* _Problem details_
Extract every line that includes the string "required".

>>>

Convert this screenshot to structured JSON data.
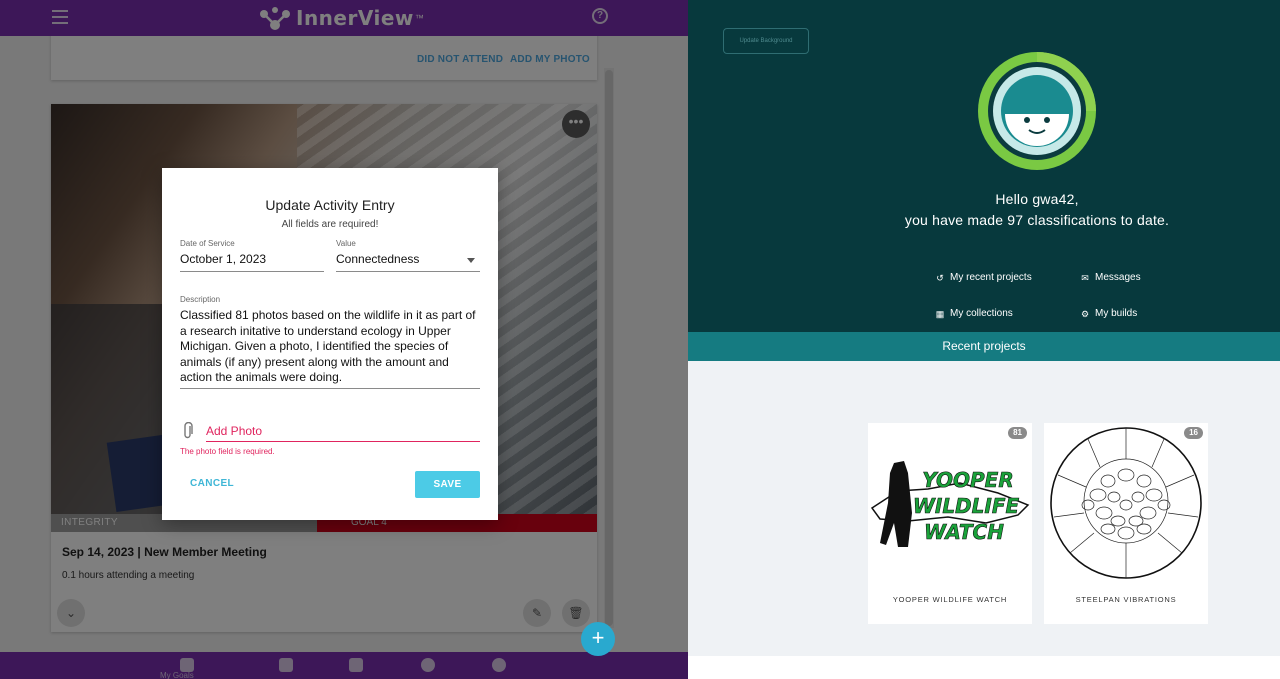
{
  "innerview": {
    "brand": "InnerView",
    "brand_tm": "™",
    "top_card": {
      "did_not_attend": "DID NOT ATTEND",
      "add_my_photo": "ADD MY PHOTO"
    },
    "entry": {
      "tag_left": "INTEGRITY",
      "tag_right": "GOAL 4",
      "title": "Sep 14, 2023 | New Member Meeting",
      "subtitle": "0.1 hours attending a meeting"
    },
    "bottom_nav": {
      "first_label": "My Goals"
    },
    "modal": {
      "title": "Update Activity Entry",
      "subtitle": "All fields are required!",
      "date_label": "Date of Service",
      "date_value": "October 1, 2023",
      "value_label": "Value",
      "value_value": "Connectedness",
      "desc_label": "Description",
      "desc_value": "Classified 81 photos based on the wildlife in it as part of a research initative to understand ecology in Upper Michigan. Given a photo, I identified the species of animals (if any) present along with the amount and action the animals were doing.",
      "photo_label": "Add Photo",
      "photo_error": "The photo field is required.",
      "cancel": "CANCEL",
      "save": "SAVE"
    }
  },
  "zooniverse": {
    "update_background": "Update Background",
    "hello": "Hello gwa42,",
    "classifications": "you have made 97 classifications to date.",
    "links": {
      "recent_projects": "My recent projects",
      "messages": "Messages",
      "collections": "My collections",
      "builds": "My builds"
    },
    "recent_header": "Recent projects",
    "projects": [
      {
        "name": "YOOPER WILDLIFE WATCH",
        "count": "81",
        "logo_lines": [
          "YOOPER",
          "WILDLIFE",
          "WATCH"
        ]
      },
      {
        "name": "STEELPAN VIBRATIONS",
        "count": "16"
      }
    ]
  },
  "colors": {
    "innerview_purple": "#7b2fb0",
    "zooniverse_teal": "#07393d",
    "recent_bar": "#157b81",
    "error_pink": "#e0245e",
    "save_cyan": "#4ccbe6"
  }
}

<<<
>>>

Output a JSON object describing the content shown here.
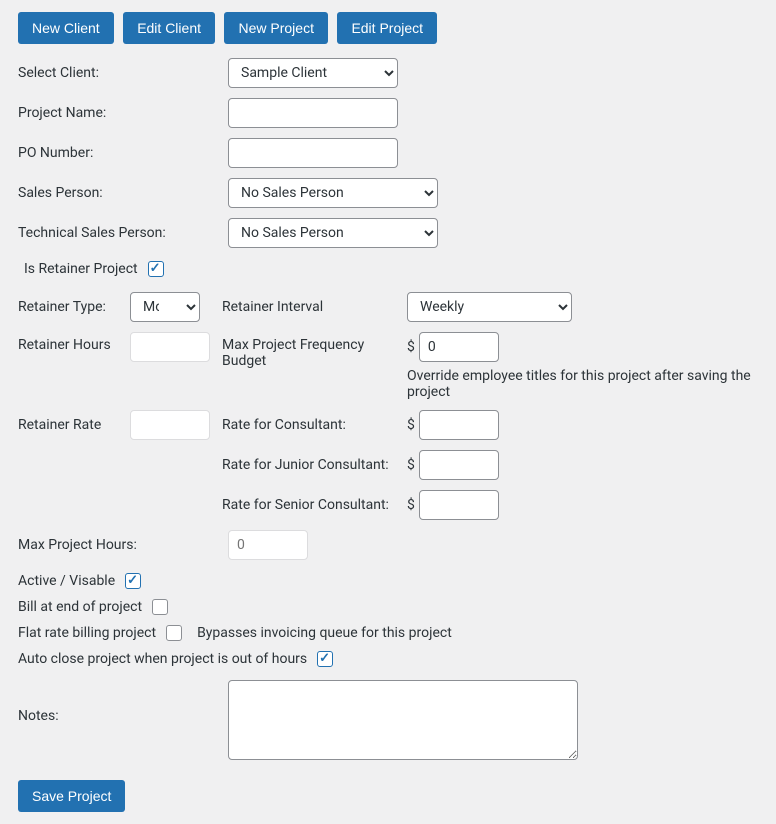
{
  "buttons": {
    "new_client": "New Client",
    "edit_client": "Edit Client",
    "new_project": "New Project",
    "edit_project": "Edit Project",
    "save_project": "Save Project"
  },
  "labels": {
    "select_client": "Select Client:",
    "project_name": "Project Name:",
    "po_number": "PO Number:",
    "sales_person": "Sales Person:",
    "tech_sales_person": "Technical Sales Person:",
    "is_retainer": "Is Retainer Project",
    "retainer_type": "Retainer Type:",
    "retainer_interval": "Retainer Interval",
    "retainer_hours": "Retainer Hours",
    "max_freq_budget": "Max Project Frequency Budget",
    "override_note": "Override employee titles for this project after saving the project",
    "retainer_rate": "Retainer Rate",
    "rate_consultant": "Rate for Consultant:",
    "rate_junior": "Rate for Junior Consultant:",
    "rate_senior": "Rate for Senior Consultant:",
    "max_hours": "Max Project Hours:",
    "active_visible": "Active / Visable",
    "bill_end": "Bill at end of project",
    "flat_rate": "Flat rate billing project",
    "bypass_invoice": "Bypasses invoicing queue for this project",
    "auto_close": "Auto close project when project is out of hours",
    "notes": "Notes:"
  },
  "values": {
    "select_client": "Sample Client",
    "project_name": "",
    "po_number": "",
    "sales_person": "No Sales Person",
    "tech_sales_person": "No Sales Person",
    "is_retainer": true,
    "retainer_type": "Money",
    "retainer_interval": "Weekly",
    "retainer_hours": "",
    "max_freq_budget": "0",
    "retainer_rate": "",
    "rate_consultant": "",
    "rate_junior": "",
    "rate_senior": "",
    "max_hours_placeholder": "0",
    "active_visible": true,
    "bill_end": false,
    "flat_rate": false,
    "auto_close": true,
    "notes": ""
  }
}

<<<

* _Result_
      "subtitle": "All fields are required!",
      "photo_error": "The photo field is required.",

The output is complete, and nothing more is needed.